* start *

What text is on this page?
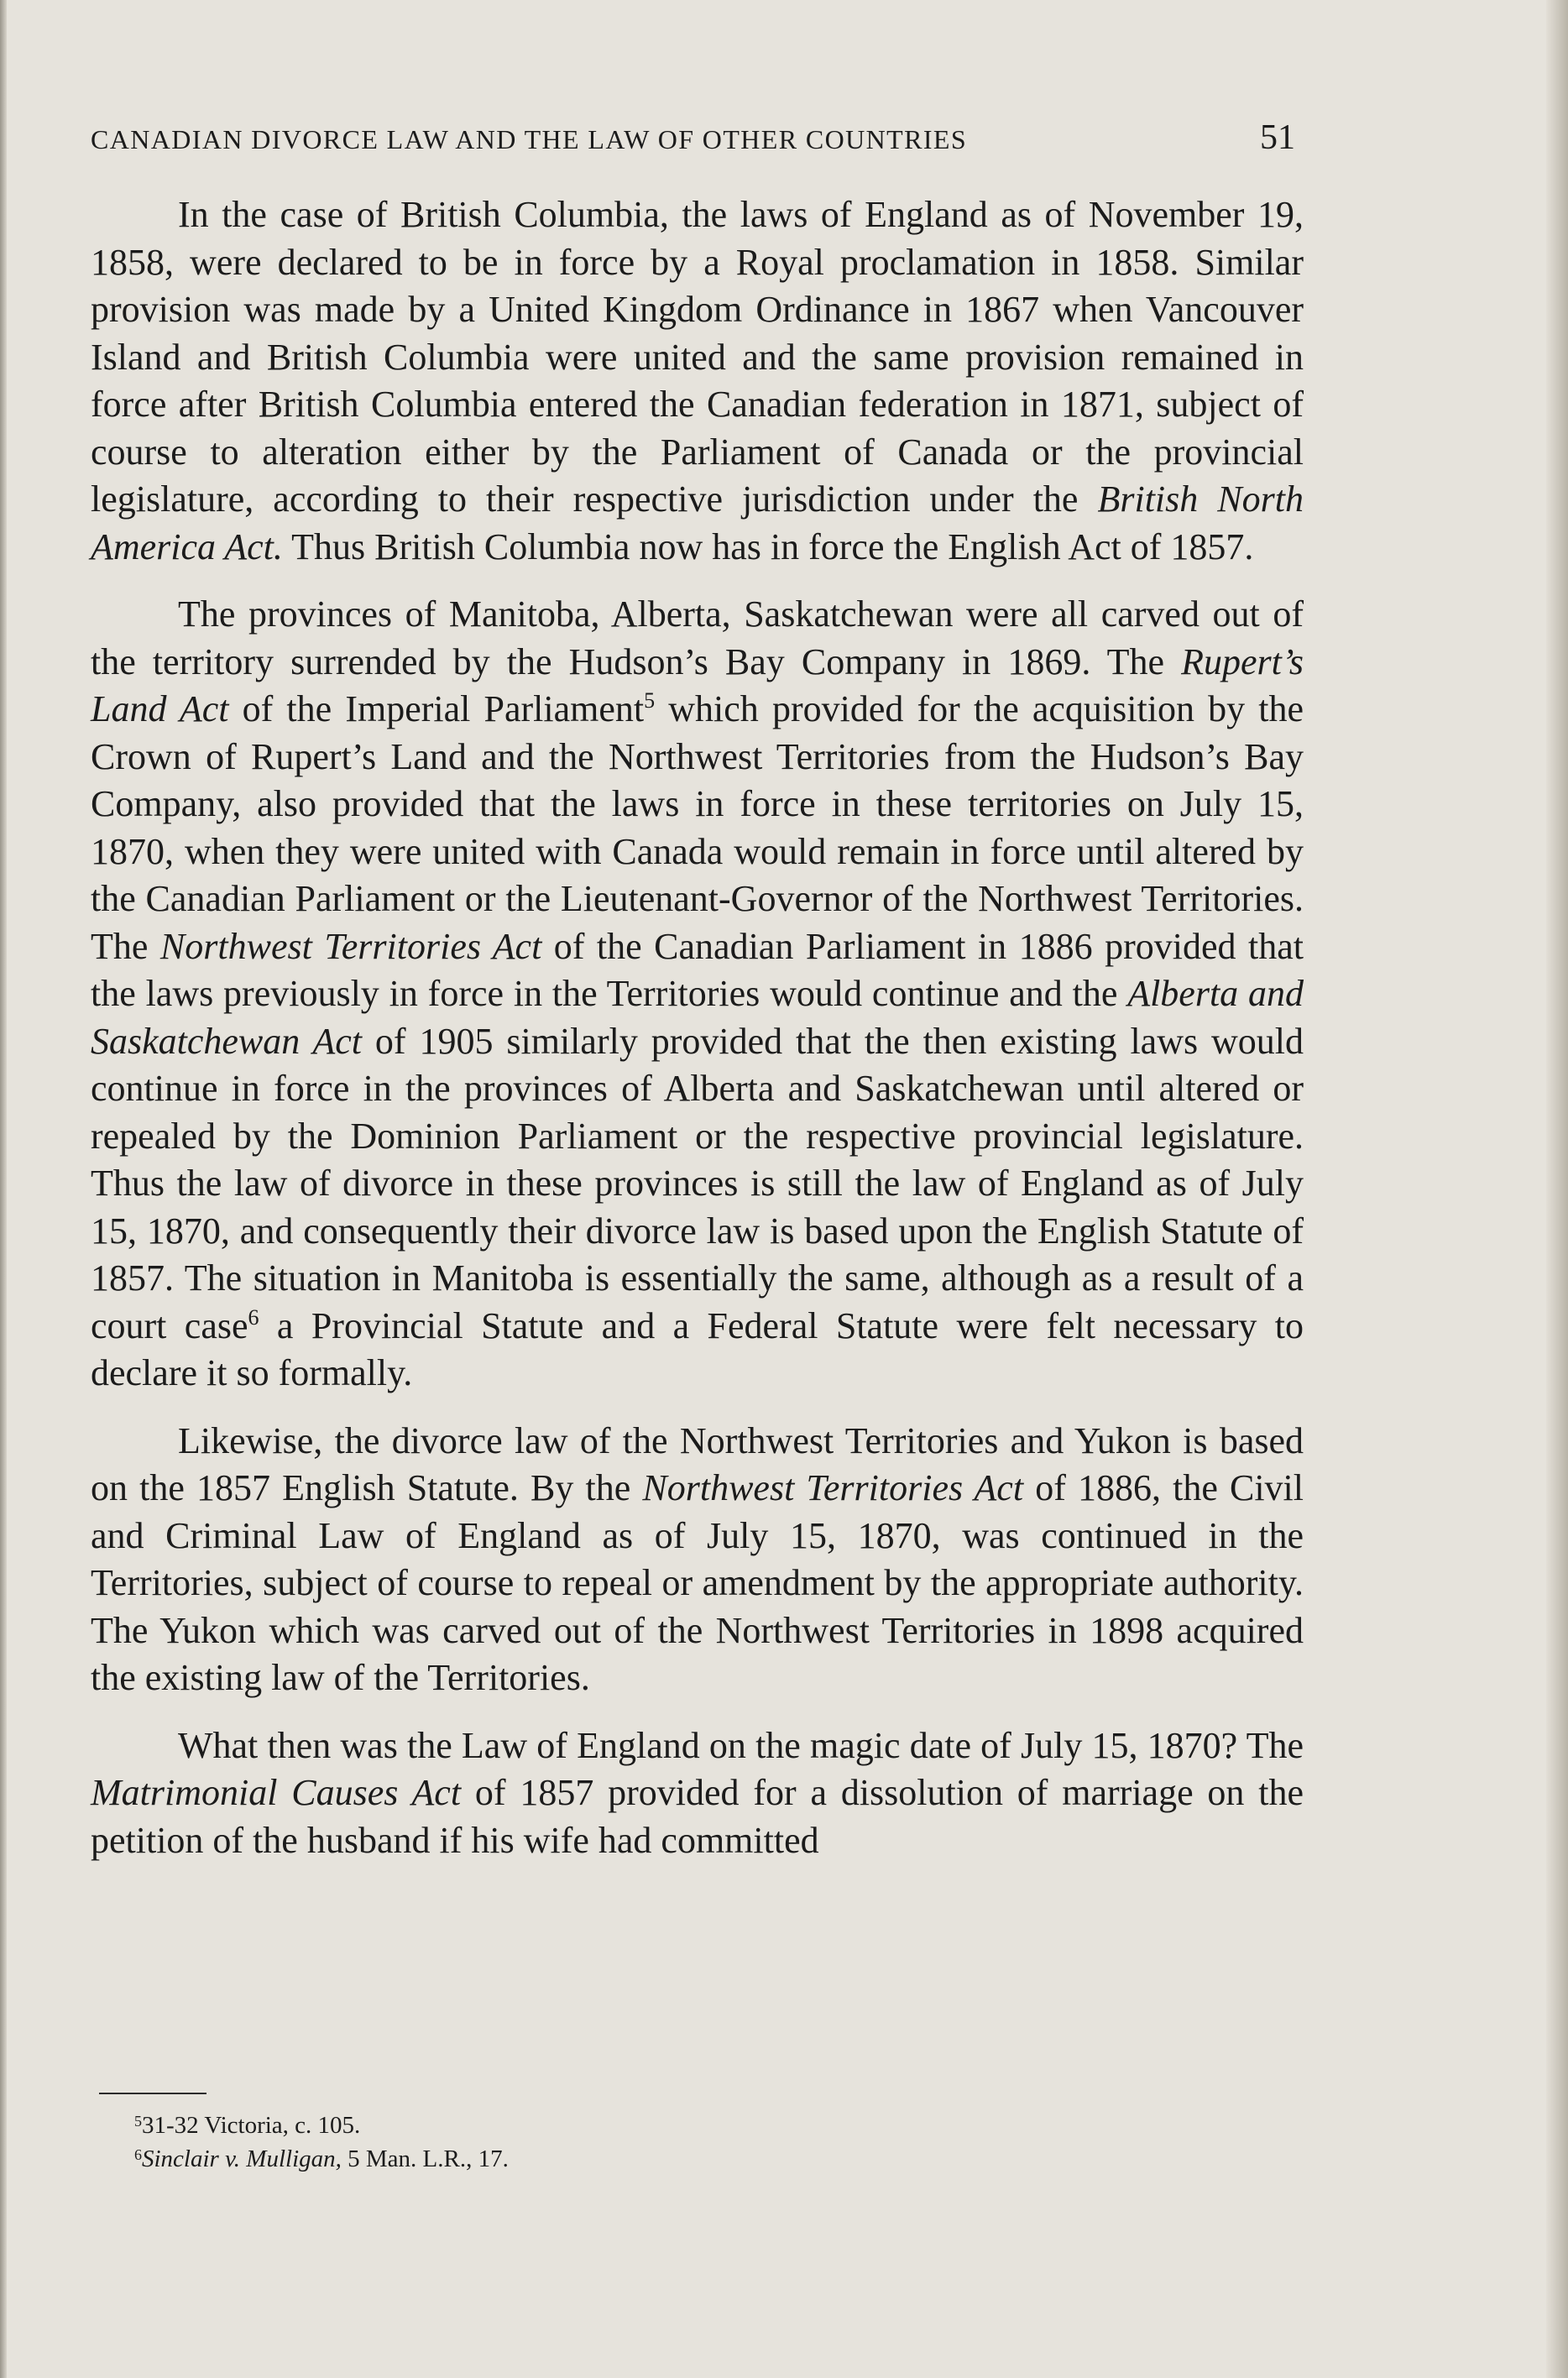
CANADIAN DIVORCE LAW AND THE LAW OF OTHER COUNTRIES	51

In the case of British Columbia, the laws of England as of November 19, 1858, were declared to be in force by a Royal proclamation in 1858. Similar provision was made by a United Kingdom Ordinance in 1867 when Vancouver Island and British Columbia were united and the same provision remained in force after British Columbia entered the Canadian federation in 1871, subject of course to alteration either by the Parliament of Canada or the provincial legislature, according to their respective jurisdiction under the British North America Act. Thus British Columbia now has in force the English Act of 1857.

The provinces of Manitoba, Alberta, Saskatchewan were all carved out of the territory surrended by the Hudson’s Bay Company in 1869. The Rupert’s Land Act of the Imperial Parliament$^5$ which provided for the acquisition by the Crown of Rupert’s Land and the Northwest Territories from the Hudson’s Bay Company, also provided that the laws in force in these territories on July 15, 1870, when they were united with Canada would remain in force until altered by the Canadian Parliament or the Lieutenant-Governor of the Northwest Territories. The Northwest Territories Act of the Canadian Parliament in 1886 provided that the laws previously in force in the Territories would continue and the Alberta and Saskatchewan Act of 1905 similarly provided that the then existing laws would continue in force in the provinces of Alberta and Saskatchewan until altered or repealed by the Dominion Parliament or the respective provincial legislature. Thus the law of divorce in these provinces is still the law of England as of July 15, 1870, and consequently their divorce law is based upon the English Statute of 1857. The situation in Manitoba is essentially the same, although as a result of a court case$^6$ a Provincial Statute and a Federal Statute were felt necessary to declare it so formally.

Likewise, the divorce law of the Northwest Territories and Yukon is based on the 1857 English Statute. By the Northwest Territories Act of 1886, the Civil and Criminal Law of England as of July 15, 1870, was continued in the Territories, subject of course to repeal or amendment by the appropriate authority. The Yukon which was carved out of the Northwest Territories in 1898 acquired the existing law of the Territories.

What then was the Law of England on the magic date of July 15, 1870? The Matrimonial Causes Act of 1857 provided for a dissolution of marriage on the petition of the husband if his wife had committed

$^5$31-32 Victoria, c. 105.
$^6$Sinclair v. Mulligan, 5 Man. L.R., 17.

* end *

### TASK TO CARRY OUT
Reproduce the records above exactly, leaving out every picture they contain.

### SOLUTION TO THIS TASK
What text is on this page?
CANADIAN DIVORCE LAW AND THE LAW OF OTHER COUNTRIES	51

In the case of British Columbia, the laws of England as of November 19, 1858, were declared to be in force by a Royal proclamation in 1858. Similar provision was made by a United Kingdom Ordinance in 1867 when Vancouver Island and British Columbia were united and the same provision remained in force after British Columbia entered the Canadian federation in 1871, subject of course to alteration either by the Parliament of Canada or the provincial legislature, according to their respective jurisdiction under the British North America Act. Thus British Columbia now has in force the English Act of 1857.

The provinces of Manitoba, Alberta, Saskatchewan were all carved out of the territory surrended by the Hudson’s Bay Company in 1869. The Rupert’s Land Act of the Imperial Parliament$^5$ which provided for the acquisition by the Crown of Rupert’s Land and the Northwest Territories from the Hudson’s Bay Company, also provided that the laws in force in these territories on July 15, 1870, when they were united with Canada would remain in force until altered by the Canadian Parliament or the Lieutenant-Governor of the Northwest Territories. The Northwest Territories Act of the Canadian Parliament in 1886 provided that the laws previously in force in the Territories would continue and the Alberta and Saskatchewan Act of 1905 similarly provided that the then existing laws would continue in force in the provinces of Alberta and Saskatchewan until altered or repealed by the Dominion Parliament or the respective provincial legislature. Thus the law of divorce in these provinces is still the law of England as of July 15, 1870, and consequently their divorce law is based upon the English Statute of 1857. The situation in Manitoba is essentially the same, although as a result of a court case$^6$ a Provincial Statute and a Federal Statute were felt necessary to declare it so formally.

Likewise, the divorce law of the Northwest Territories and Yukon is based on the 1857 English Statute. By the Northwest Territories Act of 1886, the Civil and Criminal Law of England as of July 15, 1870, was continued in the Territories, subject of course to repeal or amendment by the appropriate authority. The Yukon which was carved out of the Northwest Territories in 1898 acquired the existing law of the Territories.

What then was the Law of England on the magic date of July 15, 1870? The Matrimonial Causes Act of 1857 provided for a dissolution of marriage on the petition of the husband if his wife had committed

$^5$31-32 Victoria, c. 105.
$^6$Sinclair v. Mulligan, 5 Man. L.R., 17.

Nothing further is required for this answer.